Material for this task:
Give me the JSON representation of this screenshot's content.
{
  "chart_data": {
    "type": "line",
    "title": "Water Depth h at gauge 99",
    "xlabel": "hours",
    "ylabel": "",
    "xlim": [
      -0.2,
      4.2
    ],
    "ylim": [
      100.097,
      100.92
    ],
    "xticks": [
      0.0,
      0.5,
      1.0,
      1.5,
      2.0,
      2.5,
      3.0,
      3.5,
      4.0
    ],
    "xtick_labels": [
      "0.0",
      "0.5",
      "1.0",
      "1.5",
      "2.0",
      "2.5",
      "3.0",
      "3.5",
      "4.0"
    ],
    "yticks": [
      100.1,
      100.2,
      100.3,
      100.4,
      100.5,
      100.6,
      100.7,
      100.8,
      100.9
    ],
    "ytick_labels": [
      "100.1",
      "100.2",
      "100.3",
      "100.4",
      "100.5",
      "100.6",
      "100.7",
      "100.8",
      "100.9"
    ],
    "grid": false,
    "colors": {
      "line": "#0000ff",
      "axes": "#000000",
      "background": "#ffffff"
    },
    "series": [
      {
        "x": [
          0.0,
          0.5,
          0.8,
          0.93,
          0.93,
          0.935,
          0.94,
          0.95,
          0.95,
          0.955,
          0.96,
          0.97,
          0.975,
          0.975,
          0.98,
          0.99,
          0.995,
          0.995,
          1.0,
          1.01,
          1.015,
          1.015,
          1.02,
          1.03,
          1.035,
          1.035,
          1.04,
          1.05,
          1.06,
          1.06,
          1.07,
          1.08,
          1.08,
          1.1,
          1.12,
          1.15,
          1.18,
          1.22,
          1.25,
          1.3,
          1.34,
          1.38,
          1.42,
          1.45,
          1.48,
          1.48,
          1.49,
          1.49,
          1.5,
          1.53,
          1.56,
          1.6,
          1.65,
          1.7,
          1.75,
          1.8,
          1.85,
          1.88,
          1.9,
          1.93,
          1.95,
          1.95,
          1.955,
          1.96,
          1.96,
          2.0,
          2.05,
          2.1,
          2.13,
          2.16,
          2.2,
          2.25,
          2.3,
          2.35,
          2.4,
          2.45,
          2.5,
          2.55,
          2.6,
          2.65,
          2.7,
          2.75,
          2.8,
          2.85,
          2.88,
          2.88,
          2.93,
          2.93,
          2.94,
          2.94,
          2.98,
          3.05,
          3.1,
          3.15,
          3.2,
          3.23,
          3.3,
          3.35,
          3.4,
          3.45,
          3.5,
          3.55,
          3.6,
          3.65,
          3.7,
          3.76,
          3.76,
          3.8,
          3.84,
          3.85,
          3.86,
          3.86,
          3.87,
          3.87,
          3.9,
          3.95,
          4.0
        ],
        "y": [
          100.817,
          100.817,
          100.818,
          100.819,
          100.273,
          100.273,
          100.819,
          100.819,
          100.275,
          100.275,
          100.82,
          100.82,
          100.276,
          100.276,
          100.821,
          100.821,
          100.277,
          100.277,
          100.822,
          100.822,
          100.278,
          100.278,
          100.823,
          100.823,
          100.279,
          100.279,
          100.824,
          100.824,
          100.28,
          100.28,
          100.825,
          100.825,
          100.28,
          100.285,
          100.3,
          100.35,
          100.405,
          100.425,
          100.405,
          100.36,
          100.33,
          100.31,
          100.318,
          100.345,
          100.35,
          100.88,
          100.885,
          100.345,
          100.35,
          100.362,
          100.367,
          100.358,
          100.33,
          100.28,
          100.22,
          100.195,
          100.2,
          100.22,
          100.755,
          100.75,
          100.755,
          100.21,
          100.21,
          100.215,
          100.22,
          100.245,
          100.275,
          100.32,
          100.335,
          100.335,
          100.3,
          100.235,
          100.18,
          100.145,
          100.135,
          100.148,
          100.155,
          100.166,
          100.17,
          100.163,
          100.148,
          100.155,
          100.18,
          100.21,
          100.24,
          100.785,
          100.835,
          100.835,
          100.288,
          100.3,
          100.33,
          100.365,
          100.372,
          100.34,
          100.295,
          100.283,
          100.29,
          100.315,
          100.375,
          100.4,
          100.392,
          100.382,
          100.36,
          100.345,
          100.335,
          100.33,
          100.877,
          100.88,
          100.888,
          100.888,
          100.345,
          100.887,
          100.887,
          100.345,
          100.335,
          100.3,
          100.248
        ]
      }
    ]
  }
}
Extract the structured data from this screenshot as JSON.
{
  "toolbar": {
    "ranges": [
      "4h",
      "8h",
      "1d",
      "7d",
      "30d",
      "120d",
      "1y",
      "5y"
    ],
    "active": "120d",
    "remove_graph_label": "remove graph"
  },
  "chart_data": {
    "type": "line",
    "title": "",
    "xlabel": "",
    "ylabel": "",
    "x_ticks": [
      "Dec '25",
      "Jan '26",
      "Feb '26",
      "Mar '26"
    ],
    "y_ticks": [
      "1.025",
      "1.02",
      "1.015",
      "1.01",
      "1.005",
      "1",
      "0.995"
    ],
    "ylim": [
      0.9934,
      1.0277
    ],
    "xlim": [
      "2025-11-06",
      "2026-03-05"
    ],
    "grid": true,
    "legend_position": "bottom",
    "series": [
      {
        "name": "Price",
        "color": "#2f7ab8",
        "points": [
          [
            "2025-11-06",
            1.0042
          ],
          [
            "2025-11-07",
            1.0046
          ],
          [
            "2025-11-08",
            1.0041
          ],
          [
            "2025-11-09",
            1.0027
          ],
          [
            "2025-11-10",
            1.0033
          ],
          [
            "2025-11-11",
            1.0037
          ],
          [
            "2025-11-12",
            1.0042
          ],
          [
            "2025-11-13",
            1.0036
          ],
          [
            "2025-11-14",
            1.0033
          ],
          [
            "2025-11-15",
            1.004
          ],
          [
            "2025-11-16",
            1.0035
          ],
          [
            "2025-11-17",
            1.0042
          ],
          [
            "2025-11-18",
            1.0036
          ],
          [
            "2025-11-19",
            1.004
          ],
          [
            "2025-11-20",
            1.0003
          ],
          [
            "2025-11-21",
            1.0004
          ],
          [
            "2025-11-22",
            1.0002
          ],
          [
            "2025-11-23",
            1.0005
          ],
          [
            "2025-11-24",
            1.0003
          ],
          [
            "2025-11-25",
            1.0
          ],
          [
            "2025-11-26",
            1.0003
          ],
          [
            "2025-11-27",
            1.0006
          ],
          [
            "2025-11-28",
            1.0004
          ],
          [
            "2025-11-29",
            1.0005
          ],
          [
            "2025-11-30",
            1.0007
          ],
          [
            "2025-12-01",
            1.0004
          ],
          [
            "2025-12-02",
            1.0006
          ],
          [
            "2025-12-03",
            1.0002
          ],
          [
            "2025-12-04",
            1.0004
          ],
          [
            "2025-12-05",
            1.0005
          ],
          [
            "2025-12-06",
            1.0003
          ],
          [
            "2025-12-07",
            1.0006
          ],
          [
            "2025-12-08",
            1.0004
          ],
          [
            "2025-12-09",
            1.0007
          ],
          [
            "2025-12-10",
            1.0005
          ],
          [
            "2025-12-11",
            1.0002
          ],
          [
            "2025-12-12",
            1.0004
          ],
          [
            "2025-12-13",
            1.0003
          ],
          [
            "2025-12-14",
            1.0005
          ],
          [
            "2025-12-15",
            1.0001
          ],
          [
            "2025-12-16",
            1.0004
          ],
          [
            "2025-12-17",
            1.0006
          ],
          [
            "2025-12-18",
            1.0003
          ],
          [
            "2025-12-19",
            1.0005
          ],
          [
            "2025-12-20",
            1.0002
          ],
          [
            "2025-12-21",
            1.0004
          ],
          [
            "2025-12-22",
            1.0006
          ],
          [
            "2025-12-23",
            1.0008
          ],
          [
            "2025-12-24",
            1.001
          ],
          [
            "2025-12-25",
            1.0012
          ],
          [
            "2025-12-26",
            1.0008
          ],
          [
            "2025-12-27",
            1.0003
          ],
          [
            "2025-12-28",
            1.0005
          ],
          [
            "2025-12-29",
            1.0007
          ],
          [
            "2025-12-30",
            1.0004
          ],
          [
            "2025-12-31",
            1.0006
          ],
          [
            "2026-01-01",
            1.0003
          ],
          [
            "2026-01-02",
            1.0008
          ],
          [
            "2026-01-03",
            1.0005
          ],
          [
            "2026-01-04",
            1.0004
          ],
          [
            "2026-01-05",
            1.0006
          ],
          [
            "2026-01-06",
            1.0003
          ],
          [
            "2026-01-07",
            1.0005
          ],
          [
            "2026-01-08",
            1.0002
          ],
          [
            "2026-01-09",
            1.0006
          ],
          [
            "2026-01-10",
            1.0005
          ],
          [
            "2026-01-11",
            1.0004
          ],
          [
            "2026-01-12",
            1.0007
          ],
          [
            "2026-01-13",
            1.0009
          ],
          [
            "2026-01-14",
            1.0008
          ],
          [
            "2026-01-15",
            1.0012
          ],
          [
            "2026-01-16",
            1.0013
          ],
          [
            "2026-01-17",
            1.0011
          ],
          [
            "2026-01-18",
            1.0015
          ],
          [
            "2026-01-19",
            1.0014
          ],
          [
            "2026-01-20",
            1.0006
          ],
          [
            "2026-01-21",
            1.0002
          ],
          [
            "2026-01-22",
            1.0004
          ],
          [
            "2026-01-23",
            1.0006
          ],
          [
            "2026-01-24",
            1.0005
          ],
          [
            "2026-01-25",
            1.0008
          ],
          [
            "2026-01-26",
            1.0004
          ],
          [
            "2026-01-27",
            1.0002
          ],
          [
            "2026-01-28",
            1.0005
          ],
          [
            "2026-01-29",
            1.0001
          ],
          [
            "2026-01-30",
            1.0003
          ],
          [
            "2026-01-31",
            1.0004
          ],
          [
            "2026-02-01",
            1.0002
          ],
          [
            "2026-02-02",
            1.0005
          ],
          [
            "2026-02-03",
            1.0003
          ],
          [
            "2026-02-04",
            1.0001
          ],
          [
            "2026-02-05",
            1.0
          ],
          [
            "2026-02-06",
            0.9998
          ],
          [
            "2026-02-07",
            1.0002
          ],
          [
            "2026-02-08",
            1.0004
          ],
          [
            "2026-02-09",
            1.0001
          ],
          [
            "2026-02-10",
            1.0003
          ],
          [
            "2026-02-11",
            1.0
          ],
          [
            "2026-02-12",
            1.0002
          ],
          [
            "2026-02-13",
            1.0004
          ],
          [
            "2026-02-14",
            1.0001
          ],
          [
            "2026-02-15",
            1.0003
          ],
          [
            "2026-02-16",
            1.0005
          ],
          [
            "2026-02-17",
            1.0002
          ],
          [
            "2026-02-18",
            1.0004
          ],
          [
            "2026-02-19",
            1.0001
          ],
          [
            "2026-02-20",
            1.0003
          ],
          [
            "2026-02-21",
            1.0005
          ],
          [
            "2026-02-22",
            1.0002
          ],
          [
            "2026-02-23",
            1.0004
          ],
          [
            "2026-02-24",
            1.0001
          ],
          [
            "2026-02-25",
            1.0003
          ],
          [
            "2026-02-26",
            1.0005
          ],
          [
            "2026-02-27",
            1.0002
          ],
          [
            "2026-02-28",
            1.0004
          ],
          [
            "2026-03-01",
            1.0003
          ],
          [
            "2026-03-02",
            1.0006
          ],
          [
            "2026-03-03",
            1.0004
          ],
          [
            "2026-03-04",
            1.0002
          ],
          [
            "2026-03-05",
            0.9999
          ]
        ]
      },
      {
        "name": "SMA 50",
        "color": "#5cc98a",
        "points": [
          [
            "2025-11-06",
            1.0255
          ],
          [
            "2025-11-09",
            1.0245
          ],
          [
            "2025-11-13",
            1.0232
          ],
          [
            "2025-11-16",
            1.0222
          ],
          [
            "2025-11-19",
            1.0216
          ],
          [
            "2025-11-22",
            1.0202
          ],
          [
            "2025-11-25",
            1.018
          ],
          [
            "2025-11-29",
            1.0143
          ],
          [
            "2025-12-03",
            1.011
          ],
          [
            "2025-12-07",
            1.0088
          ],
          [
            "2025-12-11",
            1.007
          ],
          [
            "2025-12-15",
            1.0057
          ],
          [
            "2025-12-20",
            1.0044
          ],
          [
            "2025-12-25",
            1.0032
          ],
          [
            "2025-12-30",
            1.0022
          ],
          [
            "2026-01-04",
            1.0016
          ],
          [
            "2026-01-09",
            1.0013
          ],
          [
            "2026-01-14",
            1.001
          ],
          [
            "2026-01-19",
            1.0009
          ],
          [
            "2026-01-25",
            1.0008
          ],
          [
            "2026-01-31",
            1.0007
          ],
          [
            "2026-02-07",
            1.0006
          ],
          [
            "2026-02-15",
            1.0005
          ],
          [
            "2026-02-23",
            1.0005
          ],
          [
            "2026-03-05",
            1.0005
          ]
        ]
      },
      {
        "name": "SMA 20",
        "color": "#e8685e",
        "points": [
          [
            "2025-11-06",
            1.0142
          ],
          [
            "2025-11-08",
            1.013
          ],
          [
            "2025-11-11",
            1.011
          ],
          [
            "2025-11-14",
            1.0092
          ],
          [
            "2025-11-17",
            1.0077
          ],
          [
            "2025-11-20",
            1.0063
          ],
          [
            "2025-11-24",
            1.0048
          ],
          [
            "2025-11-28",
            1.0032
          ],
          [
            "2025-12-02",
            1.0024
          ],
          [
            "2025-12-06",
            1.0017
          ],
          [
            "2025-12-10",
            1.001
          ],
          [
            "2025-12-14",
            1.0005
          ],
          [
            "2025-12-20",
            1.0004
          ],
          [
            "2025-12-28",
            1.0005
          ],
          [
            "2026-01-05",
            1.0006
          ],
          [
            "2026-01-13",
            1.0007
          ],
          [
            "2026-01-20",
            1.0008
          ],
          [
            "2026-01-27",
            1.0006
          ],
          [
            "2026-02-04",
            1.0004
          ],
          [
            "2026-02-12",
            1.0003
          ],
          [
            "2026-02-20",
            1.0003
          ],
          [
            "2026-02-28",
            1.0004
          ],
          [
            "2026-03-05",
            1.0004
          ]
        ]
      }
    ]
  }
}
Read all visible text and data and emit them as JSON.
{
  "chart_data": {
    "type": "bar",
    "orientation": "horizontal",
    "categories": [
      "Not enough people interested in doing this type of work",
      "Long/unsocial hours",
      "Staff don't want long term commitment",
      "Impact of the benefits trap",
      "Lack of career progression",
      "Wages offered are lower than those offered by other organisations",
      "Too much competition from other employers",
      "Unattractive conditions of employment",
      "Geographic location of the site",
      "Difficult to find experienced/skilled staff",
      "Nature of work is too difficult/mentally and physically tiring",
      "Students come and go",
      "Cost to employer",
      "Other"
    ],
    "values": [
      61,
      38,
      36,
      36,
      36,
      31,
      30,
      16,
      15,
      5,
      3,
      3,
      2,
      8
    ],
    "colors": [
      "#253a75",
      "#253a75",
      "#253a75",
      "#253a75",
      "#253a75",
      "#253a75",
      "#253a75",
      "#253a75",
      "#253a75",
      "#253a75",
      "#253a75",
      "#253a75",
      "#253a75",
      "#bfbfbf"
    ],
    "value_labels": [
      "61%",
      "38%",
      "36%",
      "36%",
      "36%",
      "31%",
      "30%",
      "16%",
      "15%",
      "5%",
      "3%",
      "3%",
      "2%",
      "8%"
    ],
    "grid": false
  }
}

Stated problem: Using the listing above, locate the lines that hold "title" and copy each one.

Task solution:
    "title": "Water Depth h at gauge 99",
    "title": "",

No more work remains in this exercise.